◆ Entries supplied
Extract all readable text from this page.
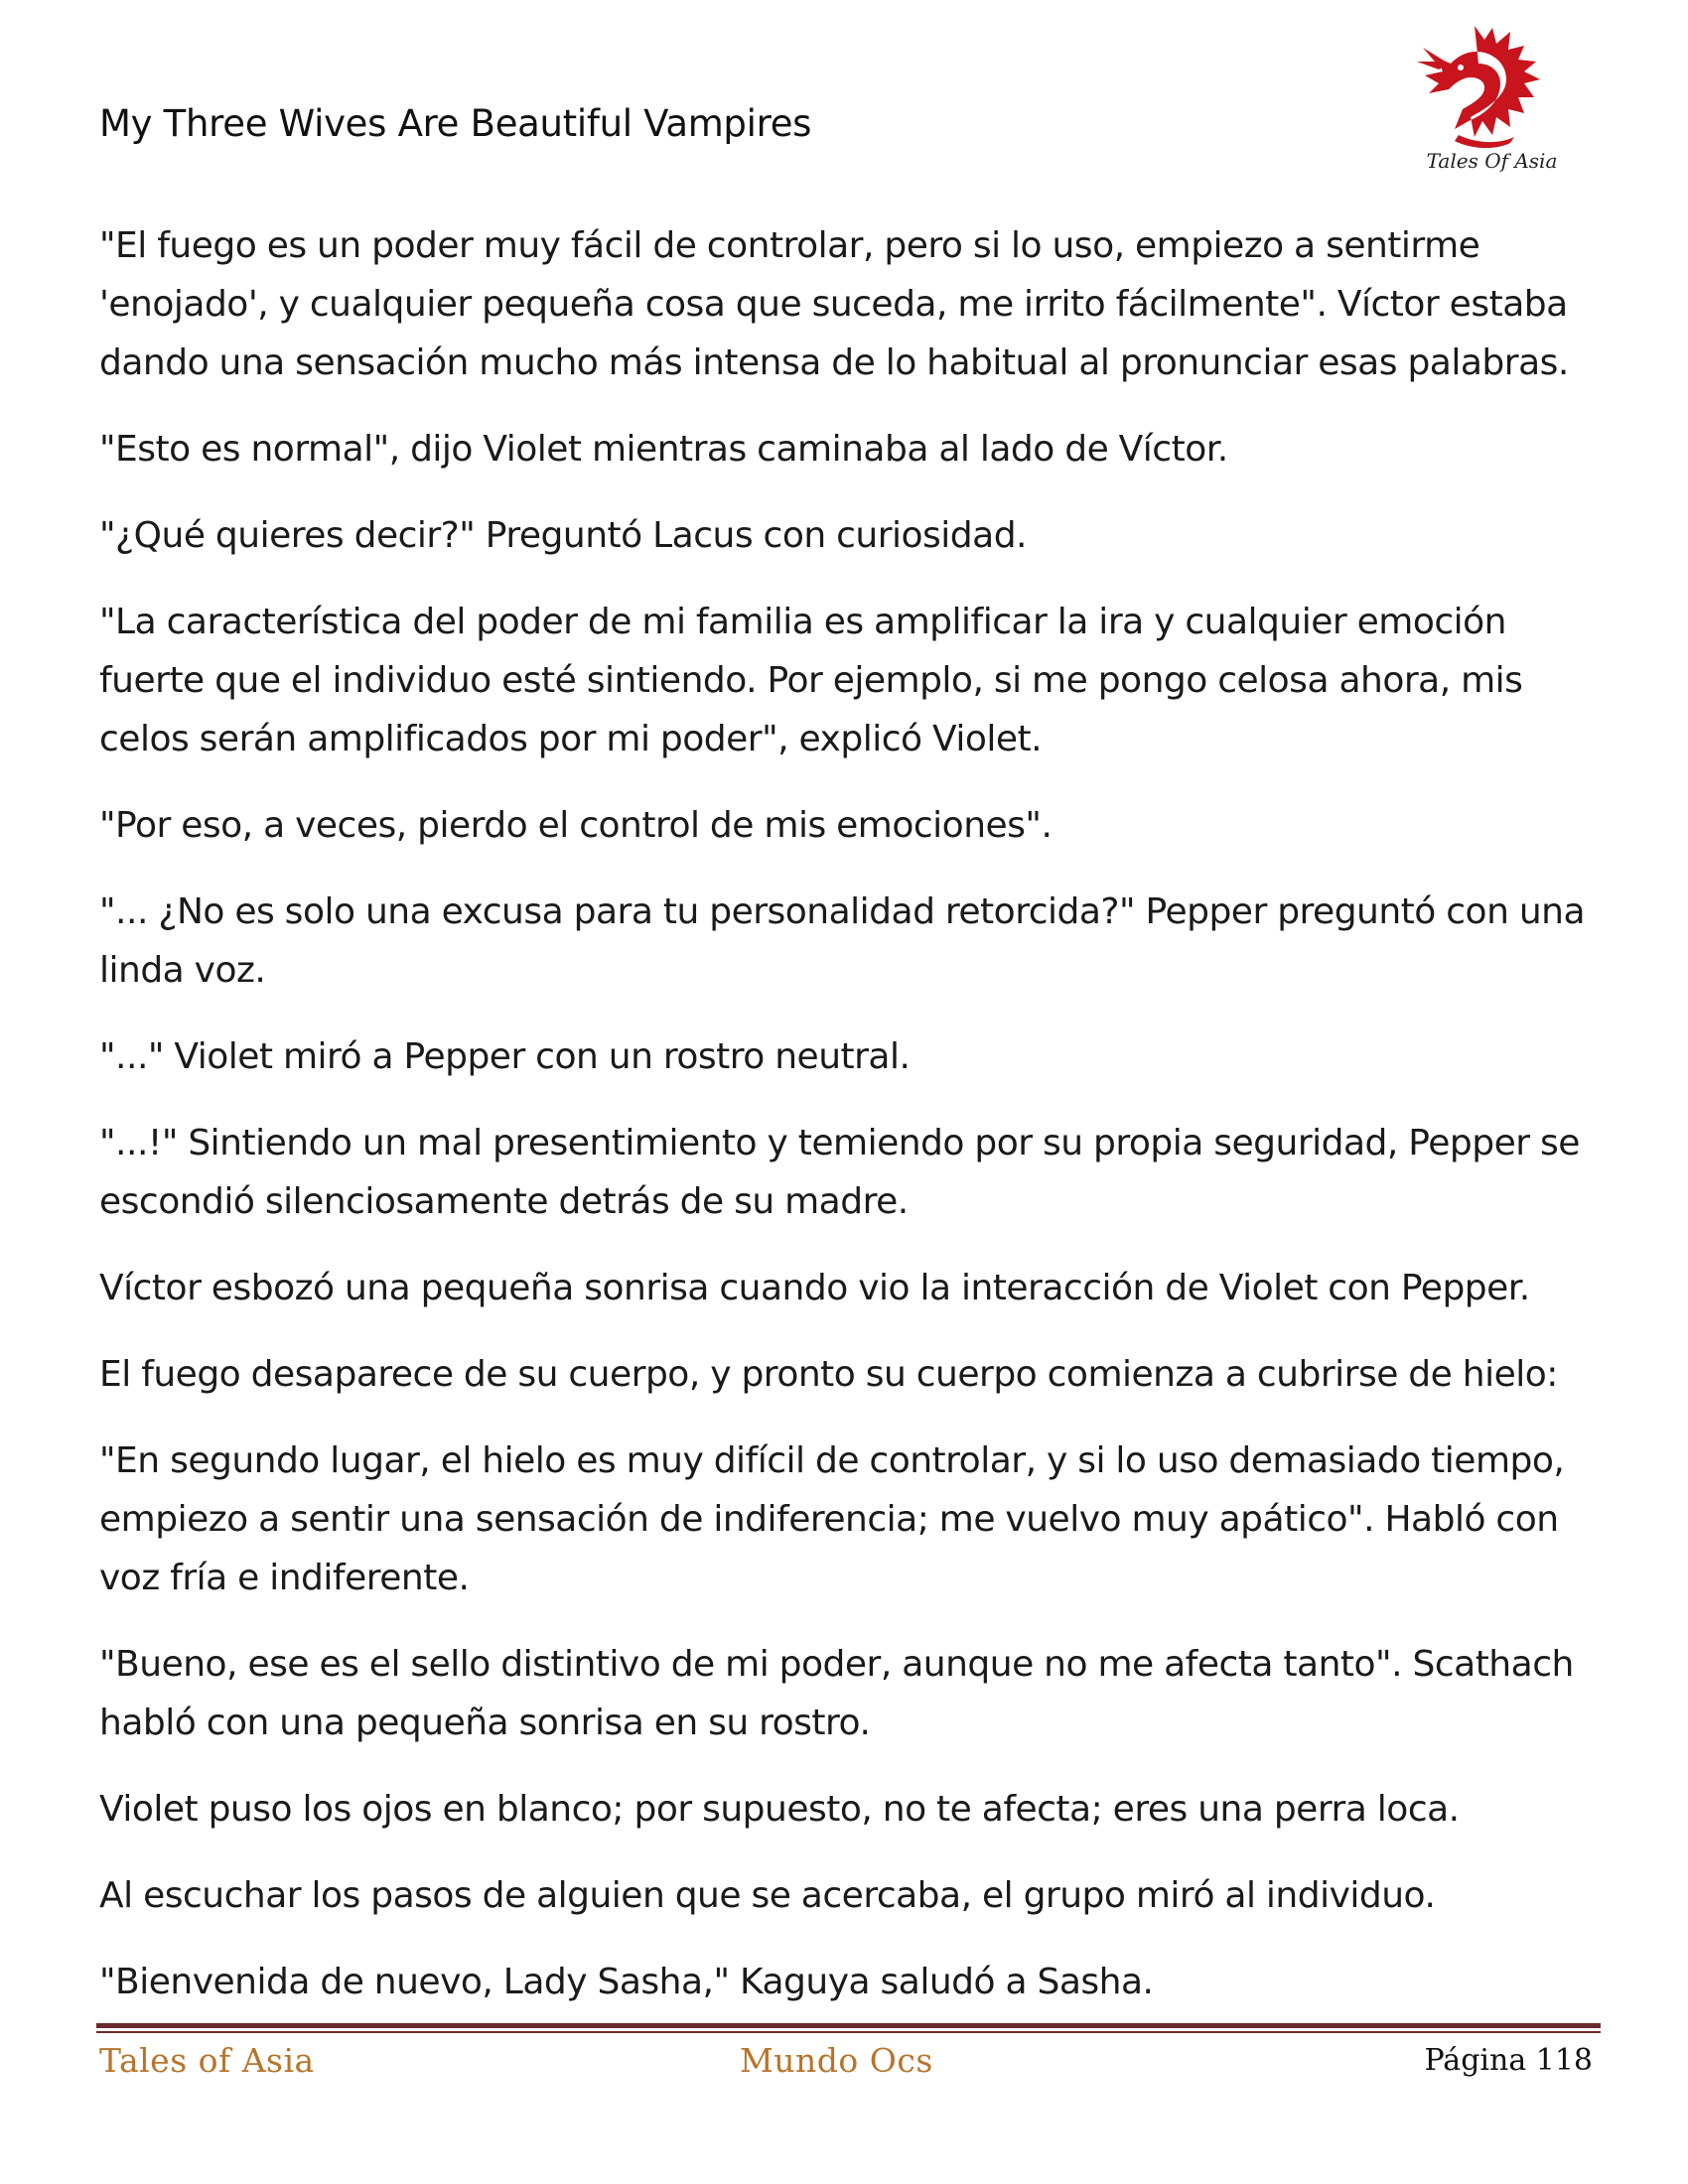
My Three Wives Are Beautiful Vampires
Tales Of Asia

"El fuego es un poder muy fácil de controlar, pero si lo uso, empiezo a sentirme 'enojado', y cualquier pequeña cosa que suceda, me irrito fácilmente". Víctor estaba dando una sensación mucho más intensa de lo habitual al pronunciar esas palabras.

"Esto es normal", dijo Violet mientras caminaba al lado de Víctor.

"¿Qué quieres decir?" Preguntó Lacus con curiosidad.

"La característica del poder de mi familia es amplificar la ira y cualquier emoción fuerte que el individuo esté sintiendo. Por ejemplo, si me pongo celosa ahora, mis celos serán amplificados por mi poder", explicó Violet.

"Por eso, a veces, pierdo el control de mis emociones".

"... ¿No es solo una excusa para tu personalidad retorcida?" Pepper preguntó con una linda voz.

"..." Violet miró a Pepper con un rostro neutral.

"...!" Sintiendo un mal presentimiento y temiendo por su propia seguridad, Pepper se escondió silenciosamente detrás de su madre.

Víctor esbozó una pequeña sonrisa cuando vio la interacción de Violet con Pepper.

El fuego desaparece de su cuerpo, y pronto su cuerpo comienza a cubrirse de hielo:

"En segundo lugar, el hielo es muy difícil de controlar, y si lo uso demasiado tiempo, empiezo a sentir una sensación de indiferencia; me vuelvo muy apático". Habló con voz fría e indiferente.

"Bueno, ese es el sello distintivo de mi poder, aunque no me afecta tanto". Scathach habló con una pequeña sonrisa en su rostro.

Violet puso los ojos en blanco; por supuesto, no te afecta; eres una perra loca.

Al escuchar los pasos de alguien que se acercaba, el grupo miró al individuo.

"Bienvenida de nuevo, Lady Sasha," Kaguya saludó a Sasha.

Tales of Asia	Mundo Ocs	Página 118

◆ Problem description
All records must be output exactly as they are, except for the pictures, which are left out.

◆ Solution for this exercise
Extract all readable text from this page.
My Three Wives Are Beautiful Vampires
Tales Of Asia

"El fuego es un poder muy fácil de controlar, pero si lo uso, empiezo a sentirme 'enojado', y cualquier pequeña cosa que suceda, me irrito fácilmente". Víctor estaba dando una sensación mucho más intensa de lo habitual al pronunciar esas palabras.

"Esto es normal", dijo Violet mientras caminaba al lado de Víctor.

"¿Qué quieres decir?" Preguntó Lacus con curiosidad.

"La característica del poder de mi familia es amplificar la ira y cualquier emoción fuerte que el individuo esté sintiendo. Por ejemplo, si me pongo celosa ahora, mis celos serán amplificados por mi poder", explicó Violet.

"Por eso, a veces, pierdo el control de mis emociones".

"... ¿No es solo una excusa para tu personalidad retorcida?" Pepper preguntó con una linda voz.

"..." Violet miró a Pepper con un rostro neutral.

"...!" Sintiendo un mal presentimiento y temiendo por su propia seguridad, Pepper se escondió silenciosamente detrás de su madre.

Víctor esbozó una pequeña sonrisa cuando vio la interacción de Violet con Pepper.

El fuego desaparece de su cuerpo, y pronto su cuerpo comienza a cubrirse de hielo:

"En segundo lugar, el hielo es muy difícil de controlar, y si lo uso demasiado tiempo, empiezo a sentir una sensación de indiferencia; me vuelvo muy apático". Habló con voz fría e indiferente.

"Bueno, ese es el sello distintivo de mi poder, aunque no me afecta tanto". Scathach habló con una pequeña sonrisa en su rostro.

Violet puso los ojos en blanco; por supuesto, no te afecta; eres una perra loca.

Al escuchar los pasos de alguien que se acercaba, el grupo miró al individuo.

"Bienvenida de nuevo, Lady Sasha," Kaguya saludó a Sasha.

Tales of Asia	Mundo Ocs	Página 118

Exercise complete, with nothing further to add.